WORK TO BE COMPLETED -
In the listing below, count the lines with "diri" and report only the figure.

INFORMATION SHOWN -
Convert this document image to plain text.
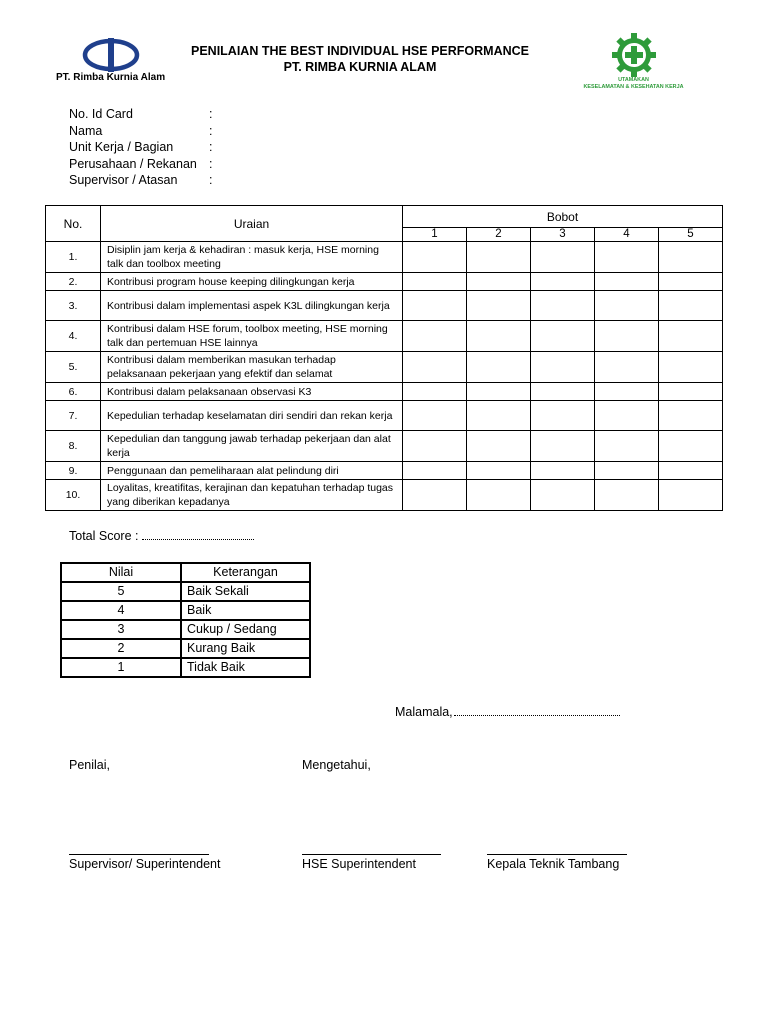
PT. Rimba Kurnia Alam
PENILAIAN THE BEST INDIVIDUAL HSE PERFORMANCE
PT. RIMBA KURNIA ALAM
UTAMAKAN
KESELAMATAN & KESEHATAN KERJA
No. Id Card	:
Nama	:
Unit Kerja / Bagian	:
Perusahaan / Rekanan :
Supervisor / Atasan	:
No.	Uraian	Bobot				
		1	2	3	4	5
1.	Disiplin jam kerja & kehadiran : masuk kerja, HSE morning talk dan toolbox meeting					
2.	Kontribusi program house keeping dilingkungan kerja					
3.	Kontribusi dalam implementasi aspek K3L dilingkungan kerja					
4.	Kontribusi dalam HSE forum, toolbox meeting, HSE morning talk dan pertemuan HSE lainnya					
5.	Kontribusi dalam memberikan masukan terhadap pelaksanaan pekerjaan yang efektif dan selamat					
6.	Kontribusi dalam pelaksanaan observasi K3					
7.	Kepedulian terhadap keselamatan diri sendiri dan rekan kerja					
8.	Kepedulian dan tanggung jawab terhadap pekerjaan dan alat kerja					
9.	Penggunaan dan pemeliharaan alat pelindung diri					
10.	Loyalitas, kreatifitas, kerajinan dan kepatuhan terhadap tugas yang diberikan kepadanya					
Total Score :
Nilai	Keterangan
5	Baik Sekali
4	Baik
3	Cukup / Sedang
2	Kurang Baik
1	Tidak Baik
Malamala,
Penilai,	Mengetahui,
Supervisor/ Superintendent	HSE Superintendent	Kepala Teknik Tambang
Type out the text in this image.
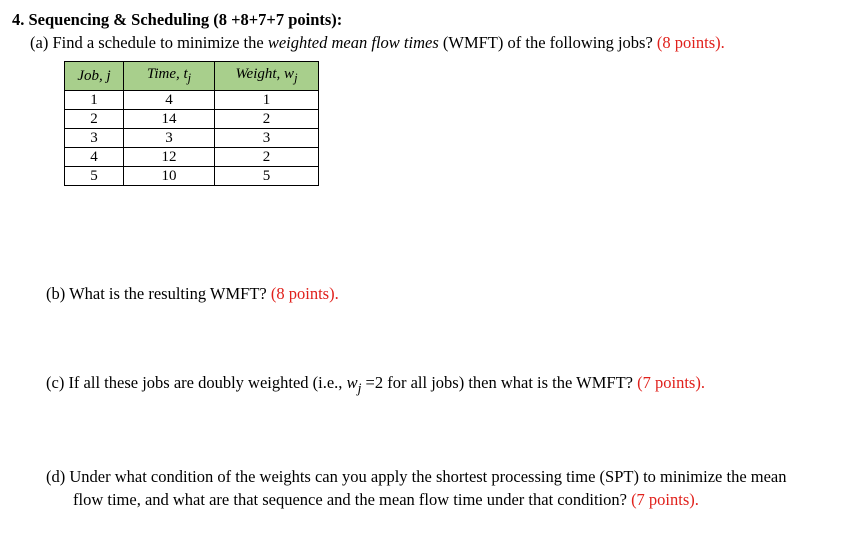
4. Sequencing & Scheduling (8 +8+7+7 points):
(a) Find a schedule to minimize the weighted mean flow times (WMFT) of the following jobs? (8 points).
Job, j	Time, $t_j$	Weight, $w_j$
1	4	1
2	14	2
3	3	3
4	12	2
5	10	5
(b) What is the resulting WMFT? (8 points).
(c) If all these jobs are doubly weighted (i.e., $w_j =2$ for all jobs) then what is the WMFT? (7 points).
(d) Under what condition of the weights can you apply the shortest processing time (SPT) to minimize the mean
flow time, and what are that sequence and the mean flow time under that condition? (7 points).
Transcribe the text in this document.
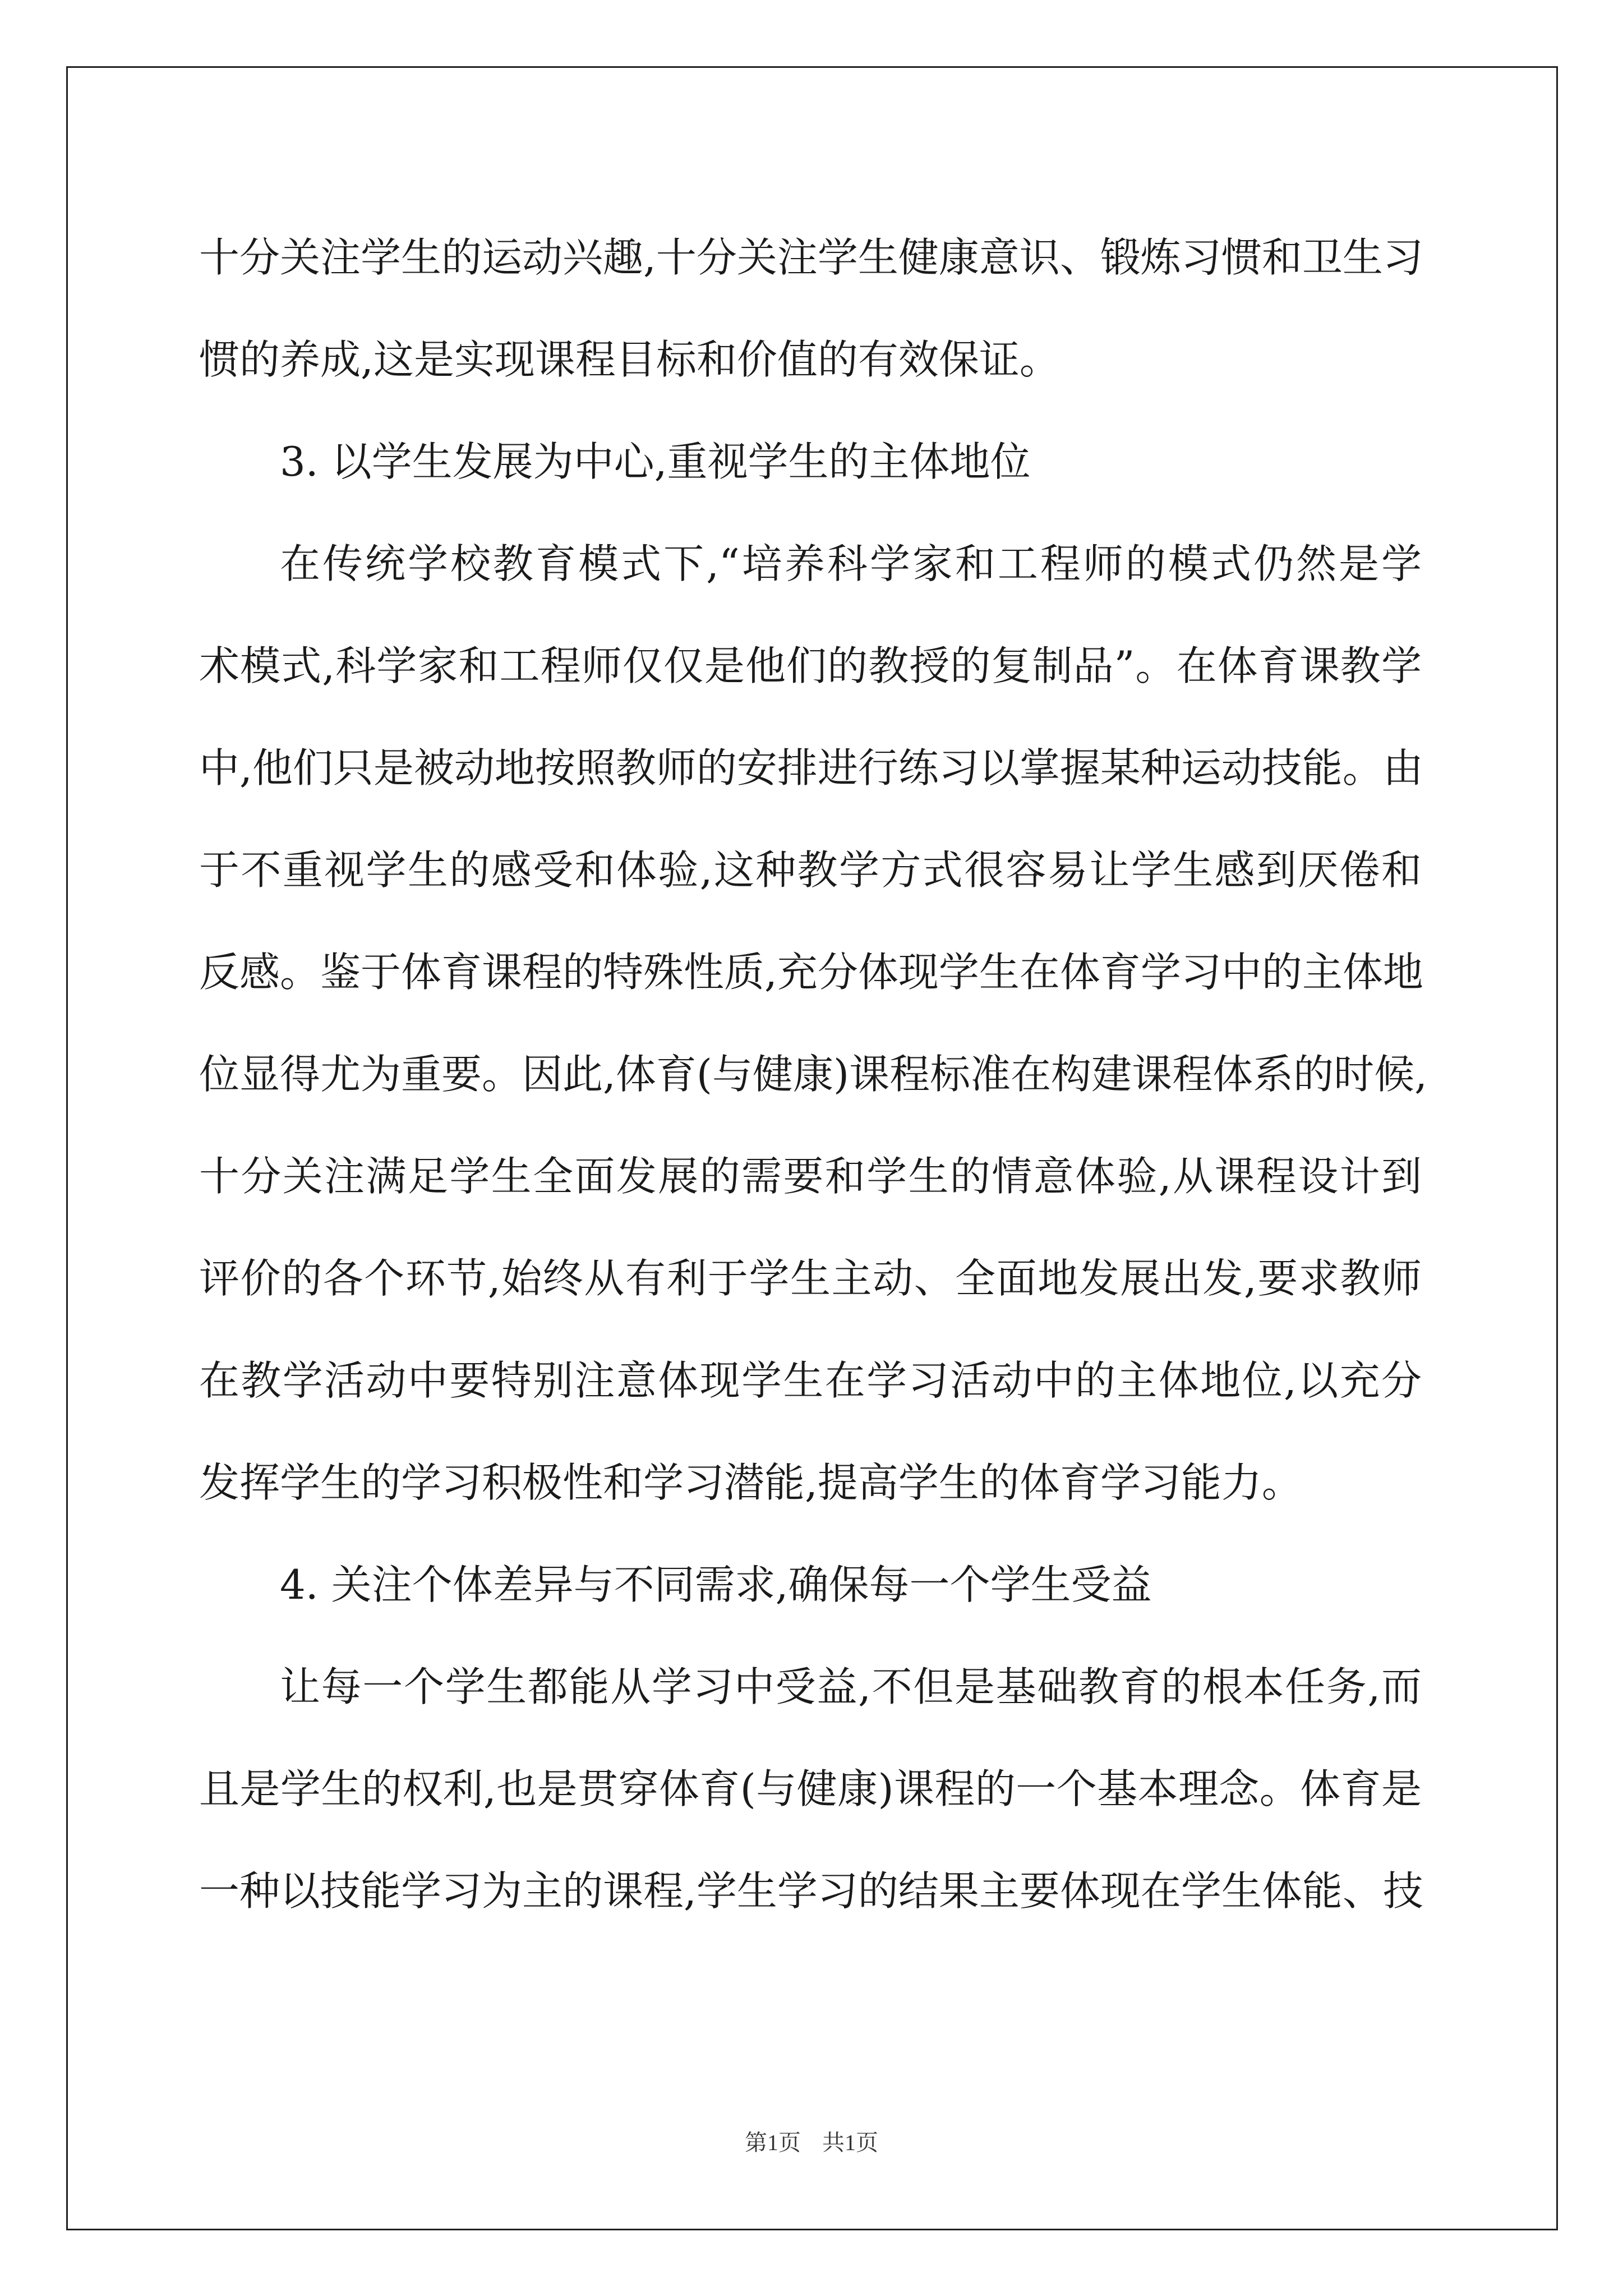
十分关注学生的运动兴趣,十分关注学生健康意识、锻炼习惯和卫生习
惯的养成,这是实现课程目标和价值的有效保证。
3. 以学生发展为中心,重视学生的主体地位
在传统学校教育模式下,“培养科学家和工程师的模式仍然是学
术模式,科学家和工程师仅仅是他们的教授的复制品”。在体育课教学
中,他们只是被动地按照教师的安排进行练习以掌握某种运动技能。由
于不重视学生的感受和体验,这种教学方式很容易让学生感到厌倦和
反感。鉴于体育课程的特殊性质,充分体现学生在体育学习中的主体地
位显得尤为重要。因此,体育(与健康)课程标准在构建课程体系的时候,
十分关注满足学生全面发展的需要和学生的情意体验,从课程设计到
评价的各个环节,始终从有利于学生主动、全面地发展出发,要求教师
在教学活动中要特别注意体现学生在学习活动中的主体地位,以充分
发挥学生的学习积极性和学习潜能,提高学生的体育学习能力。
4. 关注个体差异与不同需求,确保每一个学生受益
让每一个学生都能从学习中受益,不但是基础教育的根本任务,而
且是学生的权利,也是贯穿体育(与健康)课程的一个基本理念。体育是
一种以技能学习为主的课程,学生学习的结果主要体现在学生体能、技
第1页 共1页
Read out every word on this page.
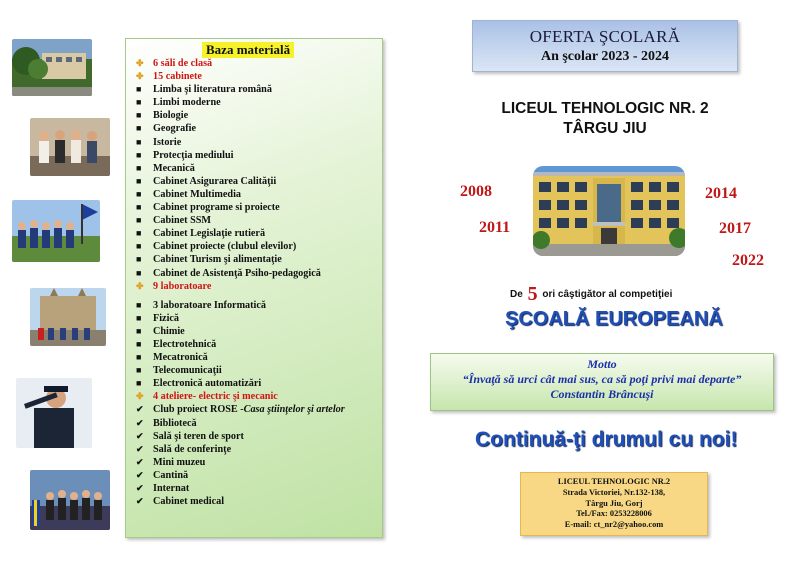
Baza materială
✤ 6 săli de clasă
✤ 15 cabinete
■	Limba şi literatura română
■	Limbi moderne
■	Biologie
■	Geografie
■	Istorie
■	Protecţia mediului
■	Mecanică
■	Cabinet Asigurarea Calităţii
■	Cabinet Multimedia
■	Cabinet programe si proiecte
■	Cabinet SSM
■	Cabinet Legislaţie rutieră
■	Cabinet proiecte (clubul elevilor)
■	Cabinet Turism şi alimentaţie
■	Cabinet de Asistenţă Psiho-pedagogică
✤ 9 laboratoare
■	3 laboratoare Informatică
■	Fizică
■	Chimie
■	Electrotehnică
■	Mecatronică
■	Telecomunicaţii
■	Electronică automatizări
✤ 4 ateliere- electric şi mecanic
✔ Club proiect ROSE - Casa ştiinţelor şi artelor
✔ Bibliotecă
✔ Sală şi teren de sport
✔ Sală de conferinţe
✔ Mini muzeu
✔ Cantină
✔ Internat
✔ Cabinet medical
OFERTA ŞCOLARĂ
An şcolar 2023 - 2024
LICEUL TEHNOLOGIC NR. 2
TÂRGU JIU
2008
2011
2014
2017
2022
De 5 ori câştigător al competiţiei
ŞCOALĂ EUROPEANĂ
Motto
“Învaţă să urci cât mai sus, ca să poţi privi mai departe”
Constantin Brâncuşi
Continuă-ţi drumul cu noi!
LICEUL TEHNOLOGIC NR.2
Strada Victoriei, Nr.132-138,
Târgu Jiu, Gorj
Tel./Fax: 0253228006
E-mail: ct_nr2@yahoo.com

RESPONSE TO THIS EXERCISE -
2